Requirement: Every entry must be echoed exactly.
>> Begin Given information
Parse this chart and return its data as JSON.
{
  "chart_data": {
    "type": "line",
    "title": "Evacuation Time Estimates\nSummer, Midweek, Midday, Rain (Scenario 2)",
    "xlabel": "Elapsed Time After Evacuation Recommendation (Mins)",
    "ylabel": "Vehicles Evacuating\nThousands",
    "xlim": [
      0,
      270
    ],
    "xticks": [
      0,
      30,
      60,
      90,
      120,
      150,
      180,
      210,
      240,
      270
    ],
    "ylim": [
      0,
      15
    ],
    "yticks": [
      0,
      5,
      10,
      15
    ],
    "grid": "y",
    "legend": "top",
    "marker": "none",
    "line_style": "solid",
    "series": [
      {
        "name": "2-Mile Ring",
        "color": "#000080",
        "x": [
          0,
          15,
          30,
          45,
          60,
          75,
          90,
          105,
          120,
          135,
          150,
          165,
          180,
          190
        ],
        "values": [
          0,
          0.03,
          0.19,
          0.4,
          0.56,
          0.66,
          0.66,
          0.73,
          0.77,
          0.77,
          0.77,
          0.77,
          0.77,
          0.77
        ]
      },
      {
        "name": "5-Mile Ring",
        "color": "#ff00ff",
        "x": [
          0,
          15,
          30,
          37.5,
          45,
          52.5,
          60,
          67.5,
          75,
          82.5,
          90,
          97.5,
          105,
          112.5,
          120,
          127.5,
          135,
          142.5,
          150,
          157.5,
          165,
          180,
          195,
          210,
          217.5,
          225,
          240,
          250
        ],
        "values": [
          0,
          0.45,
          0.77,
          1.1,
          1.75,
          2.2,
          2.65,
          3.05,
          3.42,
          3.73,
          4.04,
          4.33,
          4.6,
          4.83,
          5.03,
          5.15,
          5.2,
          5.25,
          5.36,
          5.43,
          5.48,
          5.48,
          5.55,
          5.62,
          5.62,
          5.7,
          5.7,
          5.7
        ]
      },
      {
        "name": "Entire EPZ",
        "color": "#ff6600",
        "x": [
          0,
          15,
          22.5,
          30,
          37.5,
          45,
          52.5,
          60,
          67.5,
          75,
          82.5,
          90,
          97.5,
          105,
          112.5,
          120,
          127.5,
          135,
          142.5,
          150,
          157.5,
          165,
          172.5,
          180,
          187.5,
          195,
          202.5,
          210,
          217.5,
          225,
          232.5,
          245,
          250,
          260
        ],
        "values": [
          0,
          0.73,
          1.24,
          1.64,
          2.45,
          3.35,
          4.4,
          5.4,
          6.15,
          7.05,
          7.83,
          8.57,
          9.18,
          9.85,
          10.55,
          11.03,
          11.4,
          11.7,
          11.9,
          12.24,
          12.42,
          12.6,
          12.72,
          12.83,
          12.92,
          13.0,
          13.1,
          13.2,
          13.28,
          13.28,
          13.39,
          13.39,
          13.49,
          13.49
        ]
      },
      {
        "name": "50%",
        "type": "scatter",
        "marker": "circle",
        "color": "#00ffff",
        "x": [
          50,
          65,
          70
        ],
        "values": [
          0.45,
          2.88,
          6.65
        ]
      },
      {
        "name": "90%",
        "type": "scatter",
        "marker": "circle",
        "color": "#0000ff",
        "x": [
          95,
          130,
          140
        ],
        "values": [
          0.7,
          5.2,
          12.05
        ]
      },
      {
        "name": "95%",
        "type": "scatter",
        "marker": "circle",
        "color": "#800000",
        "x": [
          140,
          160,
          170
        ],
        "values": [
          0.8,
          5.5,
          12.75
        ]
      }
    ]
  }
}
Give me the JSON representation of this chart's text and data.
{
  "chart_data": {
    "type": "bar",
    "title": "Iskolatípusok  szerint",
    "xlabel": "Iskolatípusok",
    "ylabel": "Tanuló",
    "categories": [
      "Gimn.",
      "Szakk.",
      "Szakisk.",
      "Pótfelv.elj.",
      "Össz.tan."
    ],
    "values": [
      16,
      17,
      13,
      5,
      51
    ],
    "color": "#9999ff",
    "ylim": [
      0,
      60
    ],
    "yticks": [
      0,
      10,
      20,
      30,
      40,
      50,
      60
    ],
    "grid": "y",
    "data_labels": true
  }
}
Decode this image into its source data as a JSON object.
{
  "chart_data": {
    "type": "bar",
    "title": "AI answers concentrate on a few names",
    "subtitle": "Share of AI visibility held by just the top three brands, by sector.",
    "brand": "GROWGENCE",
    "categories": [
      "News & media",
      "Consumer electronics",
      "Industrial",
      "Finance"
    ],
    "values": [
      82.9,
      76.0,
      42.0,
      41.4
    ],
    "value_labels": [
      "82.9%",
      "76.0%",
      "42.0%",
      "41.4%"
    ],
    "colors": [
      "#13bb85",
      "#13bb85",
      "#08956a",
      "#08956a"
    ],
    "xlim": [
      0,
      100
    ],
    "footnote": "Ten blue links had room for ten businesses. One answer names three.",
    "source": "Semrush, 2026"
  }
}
>> End Given information
Response:
Parse this chart and return its data as JSON.
{
  "chart_data": {
    "type": "line",
    "title": "Evacuation Time Estimates\nSummer, Midweek, Midday, Rain (Scenario 2)",
    "xlabel": "Elapsed Time After Evacuation Recommendation (Mins)",
    "ylabel": "Vehicles Evacuating\nThousands",
    "xlim": [
      0,
      270
    ],
    "xticks": [
      0,
      30,
      60,
      90,
      120,
      150,
      180,
      210,
      240,
      270
    ],
    "ylim": [
      0,
      15
    ],
    "yticks": [
      0,
      5,
      10,
      15
    ],
    "grid": "y",
    "legend": "top",
    "marker": "none",
    "line_style": "solid",
    "series": [
      {
        "name": "2-Mile Ring",
        "color": "#000080",
        "x": [
          0,
          15,
          30,
          45,
          60,
          75,
          90,
          105,
          120,
          135,
          150,
          165,
          180,
          190
        ],
        "values": [
          0,
          0.03,
          0.19,
          0.4,
          0.56,
          0.66,
          0.66,
          0.73,
          0.77,
          0.77,
          0.77,
          0.77,
          0.77,
          0.77
        ]
      },
      {
        "name": "5-Mile Ring",
        "color": "#ff00ff",
        "x": [
          0,
          15,
          30,
          37.5,
          45,
          52.5,
          60,
          67.5,
          75,
          82.5,
          90,
          97.5,
          105,
          112.5,
          120,
          127.5,
          135,
          142.5,
          150,
          157.5,
          165,
          180,
          195,
          210,
          217.5,
          225,
          240,
          250
        ],
        "values": [
          0,
          0.45,
          0.77,
          1.1,
          1.75,
          2.2,
          2.65,
          3.05,
          3.42,
          3.73,
          4.04,
          4.33,
          4.6,
          4.83,
          5.03,
          5.15,
          5.2,
          5.25,
          5.36,
          5.43,
          5.48,
          5.48,
          5.55,
          5.62,
          5.62,
          5.7,
          5.7,
          5.7
        ]
      },
      {
        "name": "Entire EPZ",
        "color": "#ff6600",
        "x": [
          0,
          15,
          22.5,
          30,
          37.5,
          45,
          52.5,
          60,
          67.5,
          75,
          82.5,
          90,
          97.5,
          105,
          112.5,
          120,
          127.5,
          135,
          142.5,
          150,
          157.5,
          165,
          172.5,
          180,
          187.5,
          195,
          202.5,
          210,
          217.5,
          225,
          232.5,
          245,
          250,
          260
        ],
        "values": [
          0,
          0.73,
          1.24,
          1.64,
          2.45,
          3.35,
          4.4,
          5.4,
          6.15,
          7.05,
          7.83,
          8.57,
          9.18,
          9.85,
          10.55,
          11.03,
          11.4,
          11.7,
          11.9,
          12.24,
          12.42,
          12.6,
          12.72,
          12.83,
          12.92,
          13.0,
          13.1,
          13.2,
          13.28,
          13.28,
          13.39,
          13.39,
          13.49,
          13.49
        ]
      },
      {
        "name": "50%",
        "type": "scatter",
        "marker": "circle",
        "color": "#00ffff",
        "x": [
          50,
          65,
          70
        ],
        "values": [
          0.45,
          2.88,
          6.65
        ]
      },
      {
        "name": "90%",
        "type": "scatter",
        "marker": "circle",
        "color": "#0000ff",
        "x": [
          95,
          130,
          140
        ],
        "values": [
          0.7,
          5.2,
          12.05
        ]
      },
      {
        "name": "95%",
        "type": "scatter",
        "marker": "circle",
        "color": "#800000",
        "x": [
          140,
          160,
          170
        ],
        "values": [
          0.8,
          5.5,
          12.75
        ]
      }
    ]
  }
}
Give me the JSON representation of this chart's text and data.
{
  "chart_data": {
    "type": "bar",
    "title": "Iskolatípusok  szerint",
    "xlabel": "Iskolatípusok",
    "ylabel": "Tanuló",
    "categories": [
      "Gimn.",
      "Szakk.",
      "Szakisk.",
      "Pótfelv.elj.",
      "Össz.tan."
    ],
    "values": [
      16,
      17,
      13,
      5,
      51
    ],
    "color": "#9999ff",
    "ylim": [
      0,
      60
    ],
    "yticks": [
      0,
      10,
      20,
      30,
      40,
      50,
      60
    ],
    "grid": "y",
    "data_labels": true
  }
}
Decode this image into its source data as a JSON object.
{
  "chart_data": {
    "type": "bar",
    "title": "AI answers concentrate on a few names",
    "subtitle": "Share of AI visibility held by just the top three brands, by sector.",
    "brand": "GROWGENCE",
    "categories": [
      "News & media",
      "Consumer electronics",
      "Industrial",
      "Finance"
    ],
    "values": [
      82.9,
      76.0,
      42.0,
      41.4
    ],
    "value_labels": [
      "82.9%",
      "76.0%",
      "42.0%",
      "41.4%"
    ],
    "colors": [
      "#13bb85",
      "#13bb85",
      "#08956a",
      "#08956a"
    ],
    "xlim": [
      0,
      100
    ],
    "footnote": "Ten blue links had room for ten businesses. One answer names three.",
    "source": "Semrush, 2026"
  }
}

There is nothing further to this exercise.